#### GIVEN INFORMATION
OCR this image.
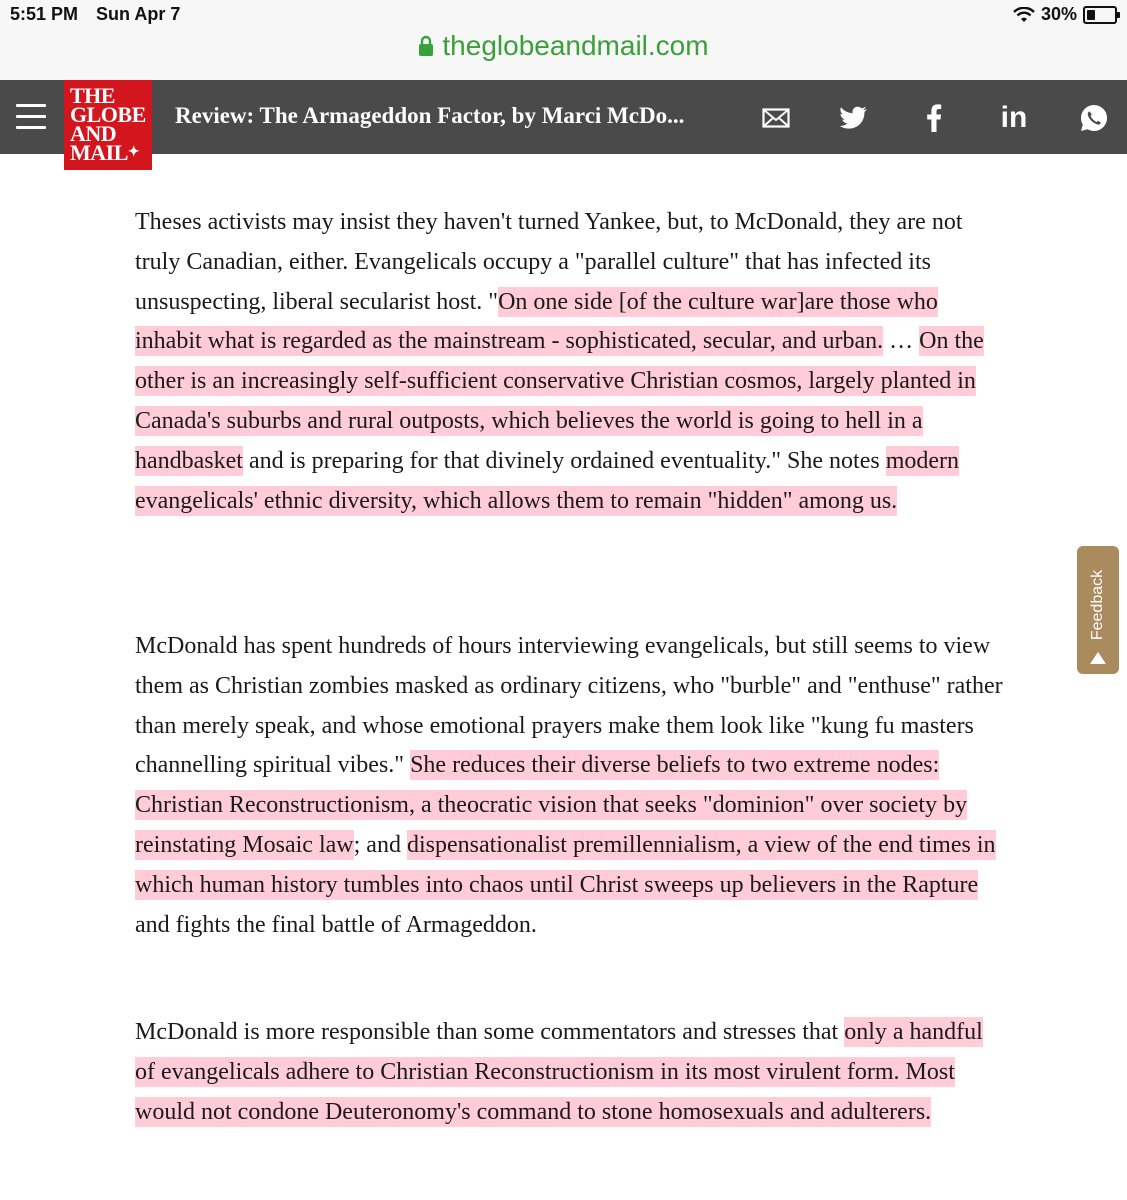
5:51 PM Sun Apr 7	30%
theglobeandmail.com
THE
GLOBE
AND
MAIL✦
Review: The Armageddon Factor, by Marci McDo...	in
Theses activists may insist they haven't turned Yankee, but, to McDonald, they are not truly Canadian, either. Evangelicals occupy a "parallel culture" that has infected its unsuspecting, liberal secularist host. "On one side [of the culture war]are those who inhabit what is regarded as the mainstream - sophisticated, secular, and urban. … On the other is an increasingly self-sufficient conservative Christian cosmos, largely planted in Canada's suburbs and rural outposts, which believes the world is going to hell in a handbasket and is preparing for that divinely ordained eventuality." She notes modern evangelicals' ethnic diversity, which allows them to remain "hidden" among us.
McDonald has spent hundreds of hours interviewing evangelicals, but still seems to view them as Christian zombies masked as ordinary citizens, who "burble" and "enthuse" rather than merely speak, and whose emotional prayers make them look like "kung fu masters channelling spiritual vibes." She reduces their diverse beliefs to two extreme nodes: Christian Reconstructionism, a theocratic vision that seeks "dominion" over society by reinstating Mosaic law; and dispensationalist premillennialism, a view of the end times in which human history tumbles into chaos until Christ sweeps up believers in the Rapture and fights the final battle of Armageddon.
McDonald is more responsible than some commentators and stresses that only a handful of evangelicals adhere to Christian Reconstructionism in its most virulent form. Most would not condone Deuteronomy's command to stone homosexuals and adulterers.
Feedback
########
> WHAT TO PRODUCE: Give only the number of lines in the material above that include the word "Armageddon".

> RESULT FOR THIS EXERCISE: 2